Retype every entry word for word.

(Dataset excerpt)

--- Start ---

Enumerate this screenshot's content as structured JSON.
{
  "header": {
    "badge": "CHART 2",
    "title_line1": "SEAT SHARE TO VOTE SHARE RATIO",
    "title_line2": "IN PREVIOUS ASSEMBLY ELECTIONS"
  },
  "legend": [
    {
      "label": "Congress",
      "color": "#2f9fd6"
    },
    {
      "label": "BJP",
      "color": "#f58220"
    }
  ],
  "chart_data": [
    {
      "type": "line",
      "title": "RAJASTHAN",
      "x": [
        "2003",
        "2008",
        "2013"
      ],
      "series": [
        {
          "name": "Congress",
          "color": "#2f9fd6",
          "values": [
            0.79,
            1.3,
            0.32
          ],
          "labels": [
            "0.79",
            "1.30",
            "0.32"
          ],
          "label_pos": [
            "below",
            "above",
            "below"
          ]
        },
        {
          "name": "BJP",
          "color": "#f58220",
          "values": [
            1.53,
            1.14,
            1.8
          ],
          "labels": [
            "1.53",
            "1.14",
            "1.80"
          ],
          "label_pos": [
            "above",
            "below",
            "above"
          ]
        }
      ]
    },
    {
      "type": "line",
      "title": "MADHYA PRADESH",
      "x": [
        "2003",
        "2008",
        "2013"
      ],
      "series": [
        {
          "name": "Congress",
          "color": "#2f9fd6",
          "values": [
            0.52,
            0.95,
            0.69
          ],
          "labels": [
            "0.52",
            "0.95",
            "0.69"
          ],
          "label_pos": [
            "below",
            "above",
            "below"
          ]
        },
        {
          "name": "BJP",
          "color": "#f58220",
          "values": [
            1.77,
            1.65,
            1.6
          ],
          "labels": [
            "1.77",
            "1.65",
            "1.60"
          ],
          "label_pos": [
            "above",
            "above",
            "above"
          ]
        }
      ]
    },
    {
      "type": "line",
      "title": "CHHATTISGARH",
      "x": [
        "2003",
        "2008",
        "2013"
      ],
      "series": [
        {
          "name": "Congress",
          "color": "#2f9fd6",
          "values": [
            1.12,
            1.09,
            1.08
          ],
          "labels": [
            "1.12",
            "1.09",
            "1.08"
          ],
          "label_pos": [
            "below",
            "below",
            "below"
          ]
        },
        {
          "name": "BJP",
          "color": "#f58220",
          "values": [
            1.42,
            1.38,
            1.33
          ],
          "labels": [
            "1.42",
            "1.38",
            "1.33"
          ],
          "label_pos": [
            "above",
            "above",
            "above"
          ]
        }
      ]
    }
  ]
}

--- End ---

- Response below:
Enumerate this screenshot's content as structured JSON.
{
  "header": {
    "badge": "CHART 2",
    "title_line1": "SEAT SHARE TO VOTE SHARE RATIO",
    "title_line2": "IN PREVIOUS ASSEMBLY ELECTIONS"
  },
  "legend": [
    {
      "label": "Congress",
      "color": "#2f9fd6"
    },
    {
      "label": "BJP",
      "color": "#f58220"
    }
  ],
  "chart_data": [
    {
      "type": "line",
      "title": "RAJASTHAN",
      "x": [
        "2003",
        "2008",
        "2013"
      ],
      "series": [
        {
          "name": "Congress",
          "color": "#2f9fd6",
          "values": [
            0.79,
            1.3,
            0.32
          ],
          "labels": [
            "0.79",
            "1.30",
            "0.32"
          ],
          "label_pos": [
            "below",
            "above",
            "below"
          ]
        },
        {
          "name": "BJP",
          "color": "#f58220",
          "values": [
            1.53,
            1.14,
            1.8
          ],
          "labels": [
            "1.53",
            "1.14",
            "1.80"
          ],
          "label_pos": [
            "above",
            "below",
            "above"
          ]
        }
      ]
    },
    {
      "type": "line",
      "title": "MADHYA PRADESH",
      "x": [
        "2003",
        "2008",
        "2013"
      ],
      "series": [
        {
          "name": "Congress",
          "color": "#2f9fd6",
          "values": [
            0.52,
            0.95,
            0.69
          ],
          "labels": [
            "0.52",
            "0.95",
            "0.69"
          ],
          "label_pos": [
            "below",
            "above",
            "below"
          ]
        },
        {
          "name": "BJP",
          "color": "#f58220",
          "values": [
            1.77,
            1.65,
            1.6
          ],
          "labels": [
            "1.77",
            "1.65",
            "1.60"
          ],
          "label_pos": [
            "above",
            "above",
            "above"
          ]
        }
      ]
    },
    {
      "type": "line",
      "title": "CHHATTISGARH",
      "x": [
        "2003",
        "2008",
        "2013"
      ],
      "series": [
        {
          "name": "Congress",
          "color": "#2f9fd6",
          "values": [
            1.12,
            1.09,
            1.08
          ],
          "labels": [
            "1.12",
            "1.09",
            "1.08"
          ],
          "label_pos": [
            "below",
            "below",
            "below"
          ]
        },
        {
          "name": "BJP",
          "color": "#f58220",
          "values": [
            1.42,
            1.38,
            1.33
          ],
          "labels": [
            "1.42",
            "1.38",
            "1.33"
          ],
          "label_pos": [
            "above",
            "above",
            "above"
          ]
        }
      ]
    }
  ]
}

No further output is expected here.